* [Exercise aim] Without the images, print all the entries below exactly as given.

* [Supplied material]
════

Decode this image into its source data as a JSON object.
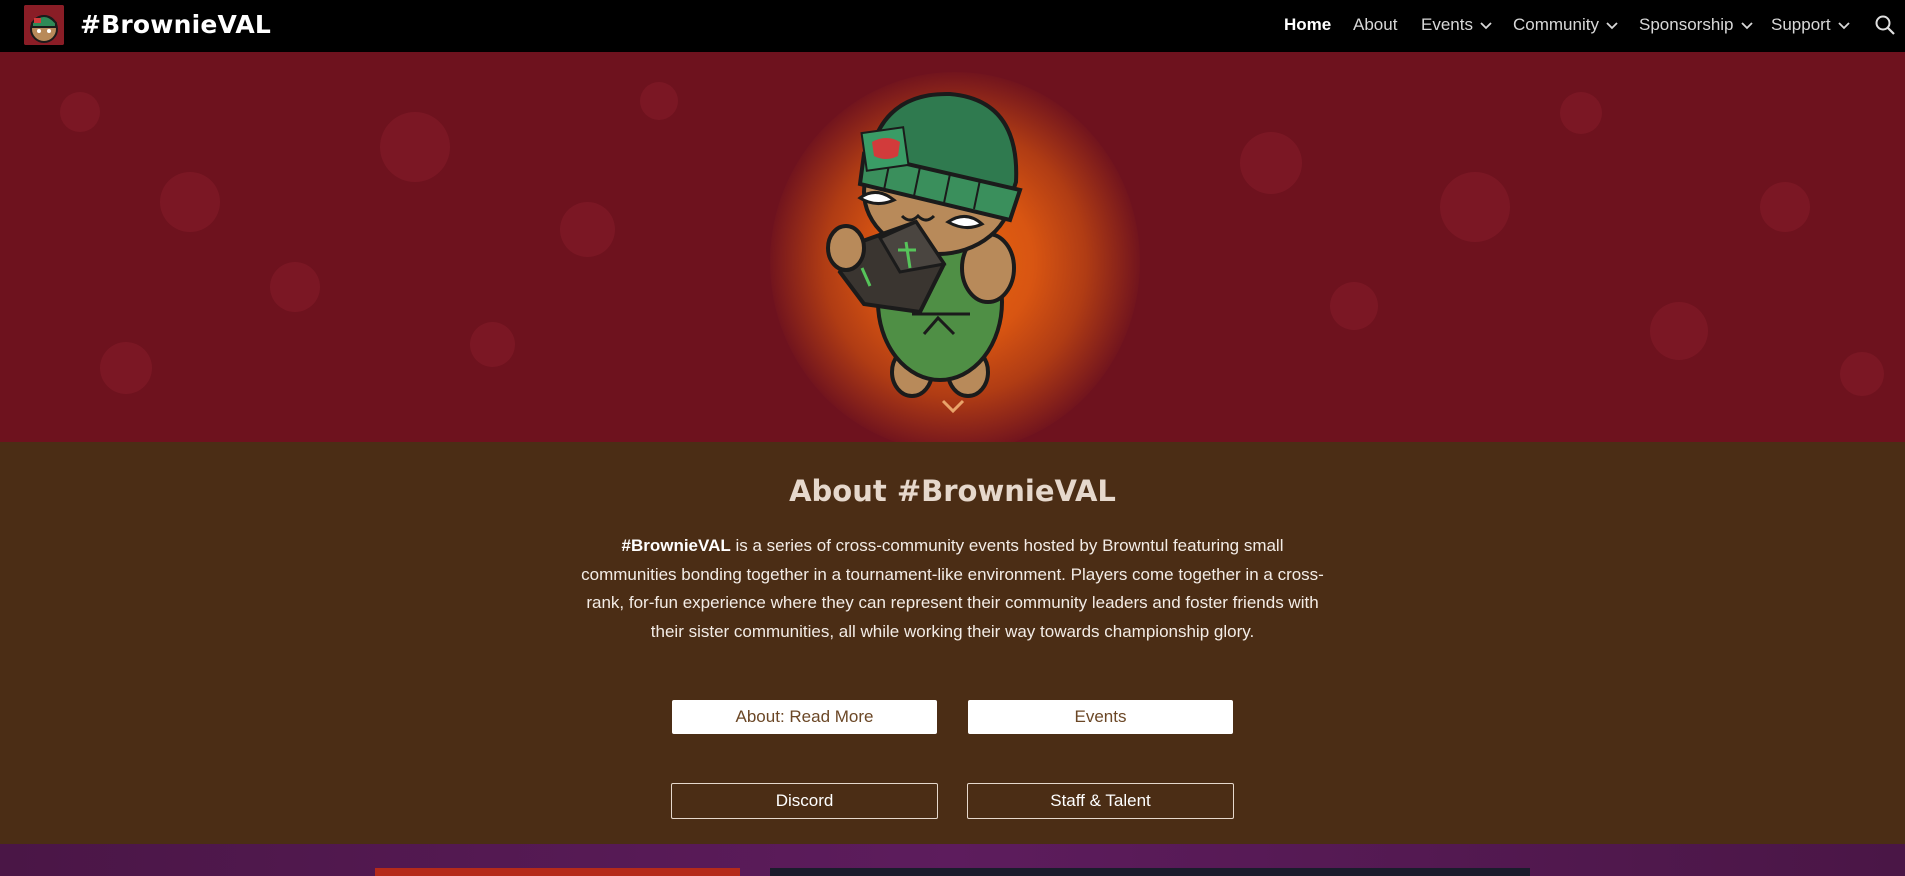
{
  "header": {
    "site_title": "#BrownieVAL",
    "nav": [
      {
        "label": "Home",
        "active": true,
        "has_dropdown": false
      },
      {
        "label": "About",
        "active": false,
        "has_dropdown": false
      },
      {
        "label": "Events",
        "active": false,
        "has_dropdown": true
      },
      {
        "label": "Community",
        "active": false,
        "has_dropdown": true
      },
      {
        "label": "Sponsorship",
        "active": false,
        "has_dropdown": true
      },
      {
        "label": "Support",
        "active": false,
        "has_dropdown": true
      }
    ],
    "search_icon": "search-icon"
  },
  "hero": {
    "mascot": "brownie-mascot-with-green-beanie",
    "scroll_icon": "chevron-down-icon"
  },
  "about": {
    "title": "About #BrownieVAL",
    "body_bold": "#BrownieVAL",
    "body_rest": " is a series of cross-community events hosted by Browntul featuring small communities bonding together in a tournament-like environment. Players come together in a cross-rank, for-fun experience where they can represent their community leaders and foster friends with their sister communities, all while working their way towards championship glory.",
    "buttons": {
      "read_more": "About: Read More",
      "events": "Events",
      "discord": "Discord",
      "staff": "Staff & Talent"
    }
  },
  "colors": {
    "nav_bg": "#000000",
    "hero_bg": "#6e121e",
    "hero_glow": "#e8650e",
    "about_bg": "#4b2d15",
    "button_text": "#6b4726",
    "bottom_bg": "#5d1c5d"
  }
}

════

* [Reply to the task]
Decode this image into its source data as a JSON object.
{
  "header": {
    "site_title": "#BrownieVAL",
    "nav": [
      {
        "label": "Home",
        "active": true,
        "has_dropdown": false
      },
      {
        "label": "About",
        "active": false,
        "has_dropdown": false
      },
      {
        "label": "Events",
        "active": false,
        "has_dropdown": true
      },
      {
        "label": "Community",
        "active": false,
        "has_dropdown": true
      },
      {
        "label": "Sponsorship",
        "active": false,
        "has_dropdown": true
      },
      {
        "label": "Support",
        "active": false,
        "has_dropdown": true
      }
    ],
    "search_icon": "search-icon"
  },
  "hero": {
    "mascot": "brownie-mascot-with-green-beanie",
    "scroll_icon": "chevron-down-icon"
  },
  "about": {
    "title": "About #BrownieVAL",
    "body_bold": "#BrownieVAL",
    "body_rest": " is a series of cross-community events hosted by Browntul featuring small communities bonding together in a tournament-like environment. Players come together in a cross-rank, for-fun experience where they can represent their community leaders and foster friends with their sister communities, all while working their way towards championship glory.",
    "buttons": {
      "read_more": "About: Read More",
      "events": "Events",
      "discord": "Discord",
      "staff": "Staff & Talent"
    }
  },
  "colors": {
    "nav_bg": "#000000",
    "hero_bg": "#6e121e",
    "hero_glow": "#e8650e",
    "about_bg": "#4b2d15",
    "button_text": "#6b4726",
    "bottom_bg": "#5d1c5d"
  }
}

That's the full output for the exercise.